**EXERCICES**
- 1) Quel festival le texte sur la Bretagne cite-t-il comme exemple de choix culturel qui n'est pas une solution ?
- 2) Poursuivez le texte sur la Bretagne à partir de sa dernière phrase.

**TEXTE FOURNI**
== == ==
Nous savons que la Bretagne figure parmi les premières régions victimes du désoeuvrement et des comportements à risque (20 à 30 % au dessus de la moyenne nationale) ; qu’elle détient un triste record concernant l’alcoolisme et la dépression chez les jeunes, ou la consommation et la circulation de drogues. Ni les faibles dispositifs d’aide au niveau psychiatrique et social (ce qui est un problème national), ni l’environnement urbain (rues baptisées « de la soif » à Rennes, pont dit « des suicidés » à Brest), ni les choix culturels (promotion de festivals tels les Vieilles Charrues ) ne sont une solution ; et cela ira empirant avec les politiques gouvernementales d’austérité.
Nous proposons donc que la politique culturelle et sociale s’organise selon un plan d’ensemble cohérent, qui mette à contribution tous les acteurs sociaux et tous les citoyens. Elle ne doit plus seulement consister à promouvoir des infrastructures et du patrimoine (bibliothèques, musées, etc.) ou en initiatives et manifestations culturelles « à consommer » quelles qu’elles soient et selon « l’air du temps » (même si nous défendons l’importance accordée par le Conseil régional aux dispositifs permettant l’irrigation culturelle de la région : promotion des métiers du spectacle, soutien aux communes pour la création et l’enrichissement des bibliothèques, etc.). La culture ne doit plus être considérée comme un divertissement, mais comme un pilier fondamental de l’avenir et du développement de la région et des citoyens. Cela suppose que le Conseil régional engage une réflexion « épistémologique » et s’engage. Ainsi, nos jeunes redeviendront « assoiffés » non de bière, mais de créativité et de projets ! Pour recouvrer l’estime de soi, il faut que la société ait confiance en notre capacité à créer notre avenir, à être les bâtisseurs de notre région et de notre nation, et non les consommateurs d’un présent imposé de l’extérieur. Et particulièrement pour les banlieues.
La question de l’identité de la Bretagne se pose alors. Préparer notre avenir suppose de comprendre notre histoire. Pourtant, noyée dans un monde surmédiatisé, formaté et sans repères, la jeunesse tend depuis quelques années à se réfugier dans le regret du passé et le repli sur soi, en même temps que le rejet de l’Etat et du progrès. Ces derniers, et on le comprend, sont en effet associés aux politiques actuelles, dans lesquelles l’argent et l’austérité ont pris le pas sur l’humain, et les industries en otage. S’il est bon que les Bretons soient sortis du « complexe de Bécassine » (effacement et victimisation) et soient à nouveau fiers de leur région, ils sont malheureusement victimes d’une instrumentalisation médiatique et politique : celle-ci, par la promotion du traditionalisme, les enferment dans un passé idéalisé, qui les pousse à un écologisme sans issue et une forme de mélancolie. Il est alors fondamental de recréer une culture de la recherche de la vérité historique et non de la consommation fantasmatique de folklore (légendes de la ville d’Ys, Merlin, druidisme, etc.).
== == ==
**DONNÉES ENREGISTRÉES**
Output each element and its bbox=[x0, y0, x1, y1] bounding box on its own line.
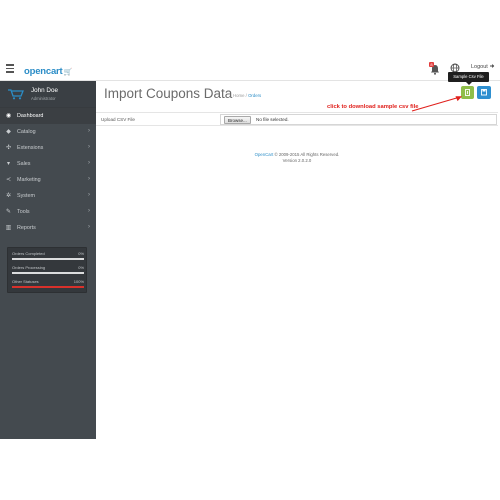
== == ==
**CORRIGÉS**
- 1) Les Vieilles Charrues.

- 2)
Identifier les origines du « régionalisme » et leur rapport étroit avec le mouvement romantique aristocratique européen, puis avec les défenseurs de l’idéologie fasciste, sera crucial (voir Morvan Marchal, Yann Fouéré, Roparz Hemon, etc.). Citons leur héritage aujourd’hui dans le Conseil des Trente lancé par MM. Bolloré, Guillemot et Pinault, poussant tant à la mise en place d’une gouvernance mondiale qu’à un indépendantisme breton. Patrick Le Lay a été et demeure une figure de proue de ce mouvement, sans doute pour occuper le temps de cerveau libre de ses victimes médiatiques ! Notre projet est au contraire d’inspirer, pour que tous puissent devenir les acteurs d’un changement vers une société meilleure pour la France et le monde, en redécouvrant ceux qui, dans le passé, portèrent le flambeau que nous devons reprendre. N’oublions surtout pas que la Bretagne a souvent été un catalyseur de progrès ! Ne citons que le colonel Armand ayant mené la guerre en Amérique aux côtés de Washington, Jacques Cartier, l’abbé Bridel combattant pour la classe ouvrière, les pêcheurs de l’île de Sein entrant en Résistance en 1940 et le « clan » Joliot-Curie Curie passant ses vacances à l’Arcouest…
Cela ne doit pas être imposé par le haut, mais par une démarche interactive, particulièrement chez les jeunes. Nous proposons donc un travail de lobbying et de coordination via notamment la Direction régionale des affaires culturelles, à travers des appels à projets auprès du Conseil général, des municipalités, organismes, associations, lycées et universités (en fonction des champs de compétences attribués à ces-derniers). Cela pour :
• ?Pousser un travail d’investigation et de pression sur le gouvernement pour une meilleure prise en charge au niveau social et psychiatrique. Cela concerne les politiques sociales d’urgence.
• ?Développer le rôle et l’intérêt des jeunes pour le devenir de leur propre génération. Les pousser à contribuer aux campagnes de prévention sur les comportements à risques (alcool, drogue, sida, etc.) au sein des universités, lycées et quartiers en difficulté. Les faire s’interroger sur les causes et les solutions à la dépression et la délinquance. Permettre d’engager une réflexion autour du rôle qu’y joue la culture, et notamment celle du « divertissement » et du virtuel (festivals de musique rock, tecknivals, très présents en Bretagne ; centres de jeux vidéos, culture internet, etc.) reconnus par les jeunes eux-mêmes comme étant un palliatif à l’ennui et au malaise social.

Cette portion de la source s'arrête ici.